----- Material
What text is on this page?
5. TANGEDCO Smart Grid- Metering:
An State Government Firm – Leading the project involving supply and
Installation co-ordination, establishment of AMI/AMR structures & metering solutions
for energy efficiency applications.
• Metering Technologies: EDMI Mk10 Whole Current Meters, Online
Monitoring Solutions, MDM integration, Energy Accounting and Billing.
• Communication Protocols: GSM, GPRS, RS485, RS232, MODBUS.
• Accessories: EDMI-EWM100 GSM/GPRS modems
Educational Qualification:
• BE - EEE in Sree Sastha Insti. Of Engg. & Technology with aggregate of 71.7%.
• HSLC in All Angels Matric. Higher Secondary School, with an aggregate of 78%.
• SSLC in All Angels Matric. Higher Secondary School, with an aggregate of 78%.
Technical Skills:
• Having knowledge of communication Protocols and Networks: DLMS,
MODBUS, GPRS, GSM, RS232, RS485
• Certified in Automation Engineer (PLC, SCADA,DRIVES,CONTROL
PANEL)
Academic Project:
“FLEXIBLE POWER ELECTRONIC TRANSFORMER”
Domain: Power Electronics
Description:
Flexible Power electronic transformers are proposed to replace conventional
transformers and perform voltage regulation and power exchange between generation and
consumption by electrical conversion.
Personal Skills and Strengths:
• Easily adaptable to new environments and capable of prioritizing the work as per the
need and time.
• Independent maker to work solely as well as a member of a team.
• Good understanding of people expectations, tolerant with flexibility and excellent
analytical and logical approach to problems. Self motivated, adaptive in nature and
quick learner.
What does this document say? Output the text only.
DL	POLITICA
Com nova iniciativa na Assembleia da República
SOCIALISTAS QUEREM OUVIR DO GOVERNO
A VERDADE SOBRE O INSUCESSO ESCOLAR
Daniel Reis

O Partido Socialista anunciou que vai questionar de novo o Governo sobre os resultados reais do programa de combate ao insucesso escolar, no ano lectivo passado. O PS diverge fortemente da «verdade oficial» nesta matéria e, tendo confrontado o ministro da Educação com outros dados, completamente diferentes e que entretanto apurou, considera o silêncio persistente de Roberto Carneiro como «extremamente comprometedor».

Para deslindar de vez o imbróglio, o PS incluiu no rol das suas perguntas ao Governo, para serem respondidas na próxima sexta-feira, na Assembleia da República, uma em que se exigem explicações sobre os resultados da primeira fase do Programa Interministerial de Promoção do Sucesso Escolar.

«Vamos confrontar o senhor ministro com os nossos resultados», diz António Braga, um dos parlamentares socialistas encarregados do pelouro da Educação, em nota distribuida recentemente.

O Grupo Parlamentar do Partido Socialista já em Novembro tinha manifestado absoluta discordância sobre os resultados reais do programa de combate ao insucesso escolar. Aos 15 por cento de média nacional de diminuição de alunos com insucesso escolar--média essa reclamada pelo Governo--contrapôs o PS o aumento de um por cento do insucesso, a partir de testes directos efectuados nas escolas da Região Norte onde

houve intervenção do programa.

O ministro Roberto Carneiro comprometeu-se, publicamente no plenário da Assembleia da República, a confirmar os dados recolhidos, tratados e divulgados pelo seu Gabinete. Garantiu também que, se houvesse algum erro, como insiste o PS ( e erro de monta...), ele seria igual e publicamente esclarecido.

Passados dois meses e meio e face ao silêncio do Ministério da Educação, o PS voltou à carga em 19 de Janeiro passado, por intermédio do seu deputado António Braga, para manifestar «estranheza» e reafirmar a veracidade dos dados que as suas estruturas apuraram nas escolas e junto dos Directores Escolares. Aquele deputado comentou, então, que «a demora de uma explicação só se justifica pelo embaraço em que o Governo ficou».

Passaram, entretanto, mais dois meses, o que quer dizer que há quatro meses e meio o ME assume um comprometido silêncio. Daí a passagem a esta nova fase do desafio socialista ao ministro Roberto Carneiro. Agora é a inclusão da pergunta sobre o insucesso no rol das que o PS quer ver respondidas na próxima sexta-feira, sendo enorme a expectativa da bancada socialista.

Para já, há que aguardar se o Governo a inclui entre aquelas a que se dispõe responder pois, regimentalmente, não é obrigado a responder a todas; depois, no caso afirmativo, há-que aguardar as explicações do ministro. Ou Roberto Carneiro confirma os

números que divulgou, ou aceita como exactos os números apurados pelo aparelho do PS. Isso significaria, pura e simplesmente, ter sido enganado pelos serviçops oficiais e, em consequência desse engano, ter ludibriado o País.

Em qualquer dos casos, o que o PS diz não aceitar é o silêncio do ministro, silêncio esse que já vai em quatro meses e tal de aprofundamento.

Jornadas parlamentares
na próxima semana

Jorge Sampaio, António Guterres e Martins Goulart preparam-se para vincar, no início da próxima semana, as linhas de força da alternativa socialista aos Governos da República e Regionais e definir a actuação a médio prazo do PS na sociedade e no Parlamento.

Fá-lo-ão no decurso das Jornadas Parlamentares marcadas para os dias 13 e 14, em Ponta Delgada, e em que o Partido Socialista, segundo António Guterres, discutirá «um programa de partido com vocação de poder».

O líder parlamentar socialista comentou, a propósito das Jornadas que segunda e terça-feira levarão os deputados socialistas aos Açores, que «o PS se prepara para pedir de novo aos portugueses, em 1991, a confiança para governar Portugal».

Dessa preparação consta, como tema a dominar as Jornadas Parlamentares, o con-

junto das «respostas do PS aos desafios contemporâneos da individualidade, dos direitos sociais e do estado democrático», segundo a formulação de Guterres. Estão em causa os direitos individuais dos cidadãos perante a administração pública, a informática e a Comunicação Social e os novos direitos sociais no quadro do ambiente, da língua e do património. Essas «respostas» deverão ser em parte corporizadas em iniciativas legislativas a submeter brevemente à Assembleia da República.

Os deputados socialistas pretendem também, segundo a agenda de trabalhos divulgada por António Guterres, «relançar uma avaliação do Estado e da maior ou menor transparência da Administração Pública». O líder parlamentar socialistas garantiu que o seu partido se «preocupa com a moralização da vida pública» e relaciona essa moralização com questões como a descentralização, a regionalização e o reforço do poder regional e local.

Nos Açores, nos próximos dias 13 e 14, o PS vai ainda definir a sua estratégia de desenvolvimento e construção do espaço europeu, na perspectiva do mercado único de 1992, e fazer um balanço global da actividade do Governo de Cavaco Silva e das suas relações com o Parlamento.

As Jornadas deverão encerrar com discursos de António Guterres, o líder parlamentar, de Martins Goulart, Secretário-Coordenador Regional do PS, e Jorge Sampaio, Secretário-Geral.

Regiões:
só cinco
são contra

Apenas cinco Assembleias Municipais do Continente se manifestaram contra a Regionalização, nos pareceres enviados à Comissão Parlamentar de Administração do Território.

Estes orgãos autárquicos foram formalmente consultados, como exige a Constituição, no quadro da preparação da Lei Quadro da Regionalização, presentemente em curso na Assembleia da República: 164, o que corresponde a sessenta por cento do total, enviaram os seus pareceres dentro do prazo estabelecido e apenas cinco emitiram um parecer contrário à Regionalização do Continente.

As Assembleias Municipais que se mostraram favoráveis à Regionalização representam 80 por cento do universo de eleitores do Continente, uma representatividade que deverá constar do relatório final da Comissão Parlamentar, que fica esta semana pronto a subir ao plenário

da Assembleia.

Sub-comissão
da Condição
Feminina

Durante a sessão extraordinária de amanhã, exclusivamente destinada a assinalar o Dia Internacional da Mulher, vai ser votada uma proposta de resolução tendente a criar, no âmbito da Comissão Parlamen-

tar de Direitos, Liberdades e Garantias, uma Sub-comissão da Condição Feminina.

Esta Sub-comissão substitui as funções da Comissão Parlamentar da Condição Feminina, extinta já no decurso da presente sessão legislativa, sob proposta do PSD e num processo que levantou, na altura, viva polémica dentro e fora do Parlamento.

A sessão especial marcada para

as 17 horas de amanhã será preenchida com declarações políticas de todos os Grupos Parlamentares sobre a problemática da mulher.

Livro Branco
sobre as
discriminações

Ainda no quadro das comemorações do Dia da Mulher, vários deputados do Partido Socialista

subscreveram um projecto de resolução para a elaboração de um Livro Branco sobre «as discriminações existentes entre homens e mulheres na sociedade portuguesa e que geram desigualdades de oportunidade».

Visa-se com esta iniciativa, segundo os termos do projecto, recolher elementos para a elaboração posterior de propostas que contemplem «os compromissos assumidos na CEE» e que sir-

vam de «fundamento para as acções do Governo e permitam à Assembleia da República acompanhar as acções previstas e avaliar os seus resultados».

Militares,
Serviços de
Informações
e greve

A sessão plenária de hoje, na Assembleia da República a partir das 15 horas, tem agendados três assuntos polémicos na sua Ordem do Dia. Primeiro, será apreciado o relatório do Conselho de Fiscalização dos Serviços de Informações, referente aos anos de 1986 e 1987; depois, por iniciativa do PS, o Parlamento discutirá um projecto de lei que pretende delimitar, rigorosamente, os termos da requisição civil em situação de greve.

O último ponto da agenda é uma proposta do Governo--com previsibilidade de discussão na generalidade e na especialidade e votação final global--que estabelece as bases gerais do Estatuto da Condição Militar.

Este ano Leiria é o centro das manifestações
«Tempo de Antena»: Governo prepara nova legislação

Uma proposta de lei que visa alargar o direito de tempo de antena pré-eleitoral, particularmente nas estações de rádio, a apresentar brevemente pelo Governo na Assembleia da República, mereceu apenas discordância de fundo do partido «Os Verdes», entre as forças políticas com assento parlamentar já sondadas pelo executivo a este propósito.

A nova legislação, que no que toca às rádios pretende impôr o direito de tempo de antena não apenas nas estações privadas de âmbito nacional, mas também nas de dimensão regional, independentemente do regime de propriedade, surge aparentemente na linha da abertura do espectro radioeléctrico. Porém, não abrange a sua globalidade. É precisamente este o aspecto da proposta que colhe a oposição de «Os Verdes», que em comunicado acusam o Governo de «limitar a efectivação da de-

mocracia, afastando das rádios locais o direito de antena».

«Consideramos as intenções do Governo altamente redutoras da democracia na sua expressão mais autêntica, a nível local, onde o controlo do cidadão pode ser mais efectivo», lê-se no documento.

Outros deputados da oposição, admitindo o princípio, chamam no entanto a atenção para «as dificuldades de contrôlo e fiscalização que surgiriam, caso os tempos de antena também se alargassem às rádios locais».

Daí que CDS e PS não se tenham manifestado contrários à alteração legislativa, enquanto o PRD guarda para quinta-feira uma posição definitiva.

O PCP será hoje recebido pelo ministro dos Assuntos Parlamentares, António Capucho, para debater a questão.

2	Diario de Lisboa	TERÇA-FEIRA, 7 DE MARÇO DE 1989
----------
Short task: Track down every line with the word "Livro" and copy it.

Answer for the task:
Livro Branco
subscreveram um projecto de resolução para a elaboração de um Livro Branco sobre «as discriminações existentes entre homens e mulheres na sociedade portuguesa e que geram desigualdades de oportunidade».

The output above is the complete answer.